■ EXERCISE DESCRIPTION ■
Below are records. Count every line containing the word "Insuficiencia" and give the number alone.

(Data items)
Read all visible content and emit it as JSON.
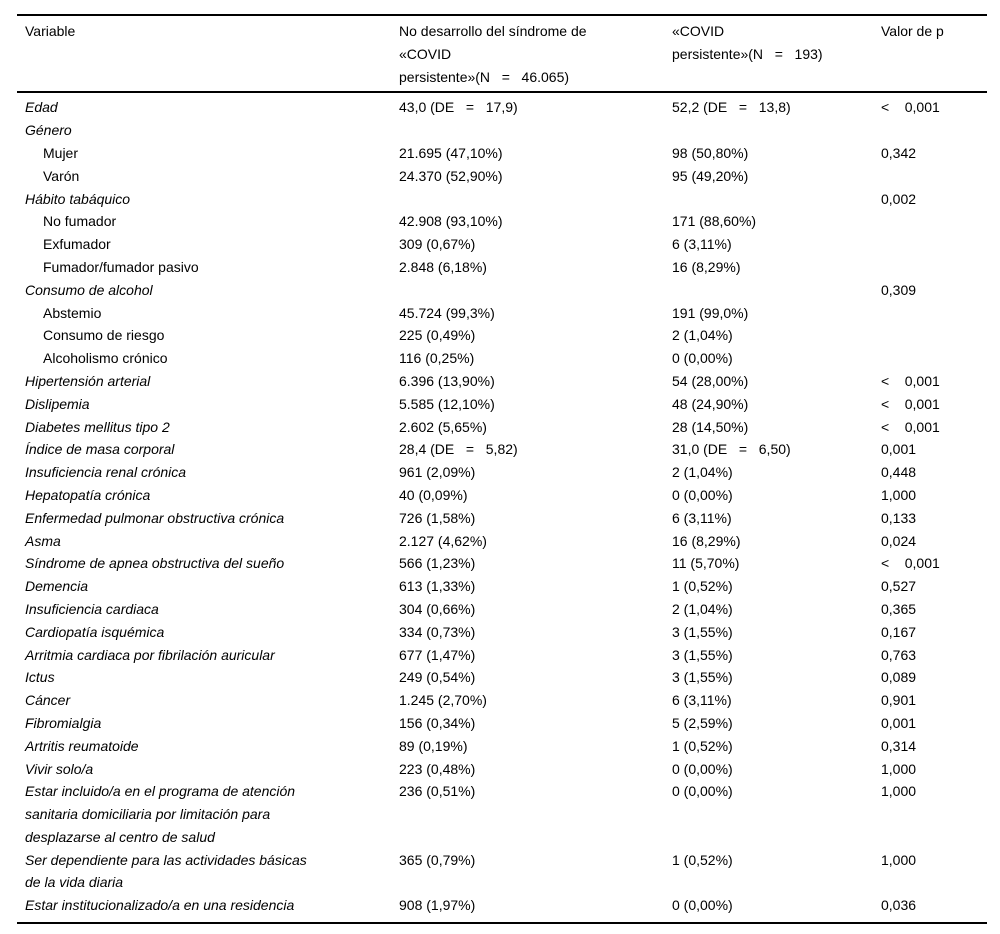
{
  "table": {
    "headers": {
      "variable": "Variable",
      "no_covid": "No desarrollo del síndrome de\n«COVID\npersistente»(N   =   46.065)",
      "covid": "«COVID\npersistente»(N   =   193)",
      "p_value": "Valor de p"
    },
    "rows": [
      {
        "label": "Edad",
        "italic": true,
        "indent": false,
        "no_covid": "43,0 (DE   =   17,9)",
        "covid": "52,2 (DE   =   13,8)",
        "p": "<    0,001"
      },
      {
        "label": "Género",
        "italic": true,
        "indent": false,
        "no_covid": "",
        "covid": "",
        "p": ""
      },
      {
        "label": "Mujer",
        "italic": false,
        "indent": true,
        "no_covid": "21.695 (47,10%)",
        "covid": "98 (50,80%)",
        "p": "0,342"
      },
      {
        "label": "Varón",
        "italic": false,
        "indent": true,
        "no_covid": "24.370 (52,90%)",
        "covid": "95 (49,20%)",
        "p": ""
      },
      {
        "label": "Hábito tabáquico",
        "italic": true,
        "indent": false,
        "no_covid": "",
        "covid": "",
        "p": "0,002"
      },
      {
        "label": "No fumador",
        "italic": false,
        "indent": true,
        "no_covid": "42.908 (93,10%)",
        "covid": "171 (88,60%)",
        "p": ""
      },
      {
        "label": "Exfumador",
        "italic": false,
        "indent": true,
        "no_covid": "309 (0,67%)",
        "covid": "6 (3,11%)",
        "p": ""
      },
      {
        "label": "Fumador/fumador pasivo",
        "italic": false,
        "indent": true,
        "no_covid": "2.848 (6,18%)",
        "covid": "16 (8,29%)",
        "p": ""
      },
      {
        "label": "Consumo de alcohol",
        "italic": true,
        "indent": false,
        "no_covid": "",
        "covid": "",
        "p": "0,309"
      },
      {
        "label": "Abstemio",
        "italic": false,
        "indent": true,
        "no_covid": "45.724 (99,3%)",
        "covid": "191 (99,0%)",
        "p": ""
      },
      {
        "label": "Consumo de riesgo",
        "italic": false,
        "indent": true,
        "no_covid": "225 (0,49%)",
        "covid": "2 (1,04%)",
        "p": ""
      },
      {
        "label": "Alcoholismo crónico",
        "italic": false,
        "indent": true,
        "no_covid": "116 (0,25%)",
        "covid": "0 (0,00%)",
        "p": ""
      },
      {
        "label": "Hipertensión arterial",
        "italic": true,
        "indent": false,
        "no_covid": "6.396 (13,90%)",
        "covid": "54 (28,00%)",
        "p": "<    0,001"
      },
      {
        "label": "Dislipemia",
        "italic": true,
        "indent": false,
        "no_covid": "5.585 (12,10%)",
        "covid": "48 (24,90%)",
        "p": "<    0,001"
      },
      {
        "label": "Diabetes mellitus tipo 2",
        "italic": true,
        "indent": false,
        "no_covid": "2.602 (5,65%)",
        "covid": "28 (14,50%)",
        "p": "<    0,001"
      },
      {
        "label": "Índice de masa corporal",
        "italic": true,
        "indent": false,
        "no_covid": "28,4 (DE   =   5,82)",
        "covid": "31,0 (DE   =   6,50)",
        "p": "0,001"
      },
      {
        "label": "Insuficiencia renal crónica",
        "italic": true,
        "indent": false,
        "no_covid": "961 (2,09%)",
        "covid": "2 (1,04%)",
        "p": "0,448"
      },
      {
        "label": "Hepatopatía crónica",
        "italic": true,
        "indent": false,
        "no_covid": "40 (0,09%)",
        "covid": "0 (0,00%)",
        "p": "1,000"
      },
      {
        "label": "Enfermedad pulmonar obstructiva crónica",
        "italic": true,
        "indent": false,
        "no_covid": "726 (1,58%)",
        "covid": "6 (3,11%)",
        "p": "0,133"
      },
      {
        "label": "Asma",
        "italic": true,
        "indent": false,
        "no_covid": "2.127 (4,62%)",
        "covid": "16 (8,29%)",
        "p": "0,024"
      },
      {
        "label": "Síndrome de apnea obstructiva del sueño",
        "italic": true,
        "indent": false,
        "no_covid": "566 (1,23%)",
        "covid": "11 (5,70%)",
        "p": "<    0,001"
      },
      {
        "label": "Demencia",
        "italic": true,
        "indent": false,
        "no_covid": "613 (1,33%)",
        "covid": "1 (0,52%)",
        "p": "0,527"
      },
      {
        "label": "Insuficiencia cardiaca",
        "italic": true,
        "indent": false,
        "no_covid": "304 (0,66%)",
        "covid": "2 (1,04%)",
        "p": "0,365"
      },
      {
        "label": "Cardiopatía isquémica",
        "italic": true,
        "indent": false,
        "no_covid": "334 (0,73%)",
        "covid": "3 (1,55%)",
        "p": "0,167"
      },
      {
        "label": "Arritmia cardiaca por fibrilación auricular",
        "italic": true,
        "indent": false,
        "no_covid": "677 (1,47%)",
        "covid": "3 (1,55%)",
        "p": "0,763"
      },
      {
        "label": "Ictus",
        "italic": true,
        "indent": false,
        "no_covid": "249 (0,54%)",
        "covid": "3 (1,55%)",
        "p": "0,089"
      },
      {
        "label": "Cáncer",
        "italic": true,
        "indent": false,
        "no_covid": "1.245 (2,70%)",
        "covid": "6 (3,11%)",
        "p": "0,901"
      },
      {
        "label": "Fibromialgia",
        "italic": true,
        "indent": false,
        "no_covid": "156 (0,34%)",
        "covid": "5 (2,59%)",
        "p": "0,001"
      },
      {
        "label": "Artritis reumatoide",
        "italic": true,
        "indent": false,
        "no_covid": "89 (0,19%)",
        "covid": "1 (0,52%)",
        "p": "0,314"
      },
      {
        "label": "Vivir solo/a",
        "italic": true,
        "indent": false,
        "no_covid": "223 (0,48%)",
        "covid": "0 (0,00%)",
        "p": "1,000"
      },
      {
        "label": "Estar incluido/a en el programa de atención\nsanitaria domiciliaria por limitación para\ndesplazarse al centro de salud",
        "italic": true,
        "indent": false,
        "no_covid": "236 (0,51%)",
        "covid": "0 (0,00%)",
        "p": "1,000"
      },
      {
        "label": "Ser dependiente para las actividades básicas\nde la vida diaria",
        "italic": true,
        "indent": false,
        "no_covid": "365 (0,79%)",
        "covid": "1 (0,52%)",
        "p": "1,000"
      },
      {
        "label": "Estar institucionalizado/a en una residencia",
        "italic": true,
        "indent": false,
        "no_covid": "908 (1,97%)",
        "covid": "0 (0,00%)",
        "p": "0,036"
      }
    ]
  }
}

■ THE REPLY ■
2